Set exercise: Print the complete set of entries exactly.

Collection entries
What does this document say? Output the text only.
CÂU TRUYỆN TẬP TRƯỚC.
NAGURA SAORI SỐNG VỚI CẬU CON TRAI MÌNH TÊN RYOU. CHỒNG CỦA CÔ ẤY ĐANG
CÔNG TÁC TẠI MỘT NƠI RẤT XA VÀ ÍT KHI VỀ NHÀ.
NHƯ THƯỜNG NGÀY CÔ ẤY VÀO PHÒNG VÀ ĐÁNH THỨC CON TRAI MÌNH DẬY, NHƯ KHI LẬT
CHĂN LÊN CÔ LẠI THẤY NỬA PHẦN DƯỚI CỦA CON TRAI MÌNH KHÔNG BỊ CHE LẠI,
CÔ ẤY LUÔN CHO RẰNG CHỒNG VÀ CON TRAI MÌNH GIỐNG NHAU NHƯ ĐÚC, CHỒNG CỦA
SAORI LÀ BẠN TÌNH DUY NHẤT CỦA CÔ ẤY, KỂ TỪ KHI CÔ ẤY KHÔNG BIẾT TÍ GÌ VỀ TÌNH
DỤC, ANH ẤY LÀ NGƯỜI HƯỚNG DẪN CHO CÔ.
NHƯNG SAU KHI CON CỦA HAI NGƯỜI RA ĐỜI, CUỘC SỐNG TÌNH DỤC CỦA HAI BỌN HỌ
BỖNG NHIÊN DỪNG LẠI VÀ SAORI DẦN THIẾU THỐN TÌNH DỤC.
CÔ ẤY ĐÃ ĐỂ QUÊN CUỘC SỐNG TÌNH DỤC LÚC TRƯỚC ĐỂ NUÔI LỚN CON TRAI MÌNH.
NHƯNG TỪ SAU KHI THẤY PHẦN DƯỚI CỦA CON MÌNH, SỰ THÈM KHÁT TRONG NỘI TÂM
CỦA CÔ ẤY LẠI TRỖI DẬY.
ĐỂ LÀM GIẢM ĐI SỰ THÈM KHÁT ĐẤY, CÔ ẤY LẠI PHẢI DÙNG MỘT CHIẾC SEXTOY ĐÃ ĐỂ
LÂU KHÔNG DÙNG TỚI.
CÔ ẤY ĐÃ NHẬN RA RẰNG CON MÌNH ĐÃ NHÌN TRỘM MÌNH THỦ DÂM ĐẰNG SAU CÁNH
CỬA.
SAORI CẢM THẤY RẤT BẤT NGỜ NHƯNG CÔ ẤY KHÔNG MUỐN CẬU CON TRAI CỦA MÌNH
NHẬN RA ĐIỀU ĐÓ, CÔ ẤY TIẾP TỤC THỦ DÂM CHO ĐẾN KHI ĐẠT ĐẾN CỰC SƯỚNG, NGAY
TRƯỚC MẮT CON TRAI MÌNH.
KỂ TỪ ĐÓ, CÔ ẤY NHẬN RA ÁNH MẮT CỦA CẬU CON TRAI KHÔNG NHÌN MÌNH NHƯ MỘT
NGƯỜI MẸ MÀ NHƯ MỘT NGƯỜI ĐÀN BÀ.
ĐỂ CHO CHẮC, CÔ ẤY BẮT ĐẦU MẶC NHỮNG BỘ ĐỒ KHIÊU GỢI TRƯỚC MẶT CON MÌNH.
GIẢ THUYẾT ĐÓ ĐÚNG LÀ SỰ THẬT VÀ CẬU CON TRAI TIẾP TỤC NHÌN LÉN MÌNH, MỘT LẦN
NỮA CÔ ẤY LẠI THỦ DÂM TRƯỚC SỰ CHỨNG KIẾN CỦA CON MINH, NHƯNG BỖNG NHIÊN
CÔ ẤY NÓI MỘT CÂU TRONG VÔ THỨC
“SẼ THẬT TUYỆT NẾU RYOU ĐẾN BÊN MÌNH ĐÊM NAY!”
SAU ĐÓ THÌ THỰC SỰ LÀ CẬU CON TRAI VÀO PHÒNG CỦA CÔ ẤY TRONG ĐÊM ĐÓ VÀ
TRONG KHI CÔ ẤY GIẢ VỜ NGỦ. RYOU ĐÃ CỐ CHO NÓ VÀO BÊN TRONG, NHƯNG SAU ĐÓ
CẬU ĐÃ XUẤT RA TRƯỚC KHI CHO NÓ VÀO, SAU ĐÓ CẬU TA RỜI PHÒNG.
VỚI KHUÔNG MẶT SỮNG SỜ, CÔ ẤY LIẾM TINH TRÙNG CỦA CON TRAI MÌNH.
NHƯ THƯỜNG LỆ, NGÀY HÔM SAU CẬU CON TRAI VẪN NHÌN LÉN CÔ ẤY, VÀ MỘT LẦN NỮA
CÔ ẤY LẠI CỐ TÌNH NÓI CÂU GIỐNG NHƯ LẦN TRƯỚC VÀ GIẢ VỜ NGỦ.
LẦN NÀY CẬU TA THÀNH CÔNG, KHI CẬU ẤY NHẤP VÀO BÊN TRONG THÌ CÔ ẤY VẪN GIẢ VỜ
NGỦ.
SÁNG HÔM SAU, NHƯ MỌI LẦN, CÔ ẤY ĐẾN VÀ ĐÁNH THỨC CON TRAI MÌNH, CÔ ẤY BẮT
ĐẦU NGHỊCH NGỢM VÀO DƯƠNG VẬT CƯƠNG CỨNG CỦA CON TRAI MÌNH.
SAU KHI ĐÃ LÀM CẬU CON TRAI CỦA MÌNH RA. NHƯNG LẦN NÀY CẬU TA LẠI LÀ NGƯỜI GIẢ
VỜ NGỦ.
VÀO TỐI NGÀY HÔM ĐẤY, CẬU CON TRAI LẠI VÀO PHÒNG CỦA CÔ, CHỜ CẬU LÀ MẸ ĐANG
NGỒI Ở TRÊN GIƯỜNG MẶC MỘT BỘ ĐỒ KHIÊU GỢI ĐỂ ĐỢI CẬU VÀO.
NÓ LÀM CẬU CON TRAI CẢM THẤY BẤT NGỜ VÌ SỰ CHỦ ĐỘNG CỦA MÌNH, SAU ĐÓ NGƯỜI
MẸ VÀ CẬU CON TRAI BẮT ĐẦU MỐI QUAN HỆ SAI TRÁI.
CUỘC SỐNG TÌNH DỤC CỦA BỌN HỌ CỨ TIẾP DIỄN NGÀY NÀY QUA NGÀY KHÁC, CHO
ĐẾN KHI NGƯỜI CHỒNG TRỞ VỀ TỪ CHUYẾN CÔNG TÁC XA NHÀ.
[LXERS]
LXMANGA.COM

Task output:
What does this document say? Output the text only.
CÂU TRUYỆN TẬP TRƯỚC.
NAGURA SAORI SỐNG VỚI CẬU CON TRAI MÌNH TÊN RYOU. CHỒNG CỦA CÔ ẤY ĐANG
CÔNG TÁC TẠI MỘT NƠI RẤT XA VÀ ÍT KHI VỀ NHÀ.
NHƯ THƯỜNG NGÀY CÔ ẤY VÀO PHÒNG VÀ ĐÁNH THỨC CON TRAI MÌNH DẬY, NHƯ KHI LẬT
CHĂN LÊN CÔ LẠI THẤY NỬA PHẦN DƯỚI CỦA CON TRAI MÌNH KHÔNG BỊ CHE LẠI,
CÔ ẤY LUÔN CHO RẰNG CHỒNG VÀ CON TRAI MÌNH GIỐNG NHAU NHƯ ĐÚC, CHỒNG CỦA
SAORI LÀ BẠN TÌNH DUY NHẤT CỦA CÔ ẤY, KỂ TỪ KHI CÔ ẤY KHÔNG BIẾT TÍ GÌ VỀ TÌNH
DỤC, ANH ẤY LÀ NGƯỜI HƯỚNG DẪN CHO CÔ.
NHƯNG SAU KHI CON CỦA HAI NGƯỜI RA ĐỜI, CUỘC SỐNG TÌNH DỤC CỦA HAI BỌN HỌ
BỖNG NHIÊN DỪNG LẠI VÀ SAORI DẦN THIẾU THỐN TÌNH DỤC.
CÔ ẤY ĐÃ ĐỂ QUÊN CUỘC SỐNG TÌNH DỤC LÚC TRƯỚC ĐỂ NUÔI LỚN CON TRAI MÌNH.
NHƯNG TỪ SAU KHI THẤY PHẦN DƯỚI CỦA CON MÌNH, SỰ THÈM KHÁT TRONG NỘI TÂM
CỦA CÔ ẤY LẠI TRỖI DẬY.
ĐỂ LÀM GIẢM ĐI SỰ THÈM KHÁT ĐẤY, CÔ ẤY LẠI PHẢI DÙNG MỘT CHIẾC SEXTOY ĐÃ ĐỂ
LÂU KHÔNG DÙNG TỚI.
CÔ ẤY ĐÃ NHẬN RA RẰNG CON MÌNH ĐÃ NHÌN TRỘM MÌNH THỦ DÂM ĐẰNG SAU CÁNH
CỬA.
SAORI CẢM THẤY RẤT BẤT NGỜ NHƯNG CÔ ẤY KHÔNG MUỐN CẬU CON TRAI CỦA MÌNH
NHẬN RA ĐIỀU ĐÓ, CÔ ẤY TIẾP TỤC THỦ DÂM CHO ĐẾN KHI ĐẠT ĐẾN CỰC SƯỚNG, NGAY
TRƯỚC MẮT CON TRAI MÌNH.
KỂ TỪ ĐÓ, CÔ ẤY NHẬN RA ÁNH MẮT CỦA CẬU CON TRAI KHÔNG NHÌN MÌNH NHƯ MỘT
NGƯỜI MẸ MÀ NHƯ MỘT NGƯỜI ĐÀN BÀ.
ĐỂ CHO CHẮC, CÔ ẤY BẮT ĐẦU MẶC NHỮNG BỘ ĐỒ KHIÊU GỢI TRƯỚC MẶT CON MÌNH.
GIẢ THUYẾT ĐÓ ĐÚNG LÀ SỰ THẬT VÀ CẬU CON TRAI TIẾP TỤC NHÌN LÉN MÌNH, MỘT LẦN
NỮA CÔ ẤY LẠI THỦ DÂM TRƯỚC SỰ CHỨNG KIẾN CỦA CON MINH, NHƯNG BỖNG NHIÊN
CÔ ẤY NÓI MỘT CÂU TRONG VÔ THỨC
“SẼ THẬT TUYỆT NẾU RYOU ĐẾN BÊN MÌNH ĐÊM NAY!”
SAU ĐÓ THÌ THỰC SỰ LÀ CẬU CON TRAI VÀO PHÒNG CỦA CÔ ẤY TRONG ĐÊM ĐÓ VÀ
TRONG KHI CÔ ẤY GIẢ VỜ NGỦ. RYOU ĐÃ CỐ CHO NÓ VÀO BÊN TRONG, NHƯNG SAU ĐÓ
CẬU ĐÃ XUẤT RA TRƯỚC KHI CHO NÓ VÀO, SAU ĐÓ CẬU TA RỜI PHÒNG.
VỚI KHUÔNG MẶT SỮNG SỜ, CÔ ẤY LIẾM TINH TRÙNG CỦA CON TRAI MÌNH.
NHƯ THƯỜNG LỆ, NGÀY HÔM SAU CẬU CON TRAI VẪN NHÌN LÉN CÔ ẤY, VÀ MỘT LẦN NỮA
CÔ ẤY LẠI CỐ TÌNH NÓI CÂU GIỐNG NHƯ LẦN TRƯỚC VÀ GIẢ VỜ NGỦ.
LẦN NÀY CẬU TA THÀNH CÔNG, KHI CẬU ẤY NHẤP VÀO BÊN TRONG THÌ CÔ ẤY VẪN GIẢ VỜ
NGỦ.
SÁNG HÔM SAU, NHƯ MỌI LẦN, CÔ ẤY ĐẾN VÀ ĐÁNH THỨC CON TRAI MÌNH, CÔ ẤY BẮT
ĐẦU NGHỊCH NGỢM VÀO DƯƠNG VẬT CƯƠNG CỨNG CỦA CON TRAI MÌNH.
SAU KHI ĐÃ LÀM CẬU CON TRAI CỦA MÌNH RA. NHƯNG LẦN NÀY CẬU TA LẠI LÀ NGƯỜI GIẢ
VỜ NGỦ.
VÀO TỐI NGÀY HÔM ĐẤY, CẬU CON TRAI LẠI VÀO PHÒNG CỦA CÔ, CHỜ CẬU LÀ MẸ ĐANG
NGỒI Ở TRÊN GIƯỜNG MẶC MỘT BỘ ĐỒ KHIÊU GỢI ĐỂ ĐỢI CẬU VÀO.
NÓ LÀM CẬU CON TRAI CẢM THẤY BẤT NGỜ VÌ SỰ CHỦ ĐỘNG CỦA MÌNH, SAU ĐÓ NGƯỜI
MẸ VÀ CẬU CON TRAI BẮT ĐẦU MỐI QUAN HỆ SAI TRÁI.
CUỘC SỐNG TÌNH DỤC CỦA BỌN HỌ CỨ TIẾP DIỄN NGÀY NÀY QUA NGÀY KHÁC, CHO
ĐẾN KHI NGƯỜI CHỒNG TRỞ VỀ TỪ CHUYẾN CÔNG TÁC XA NHÀ.
[LXERS]
LXMANGA.COM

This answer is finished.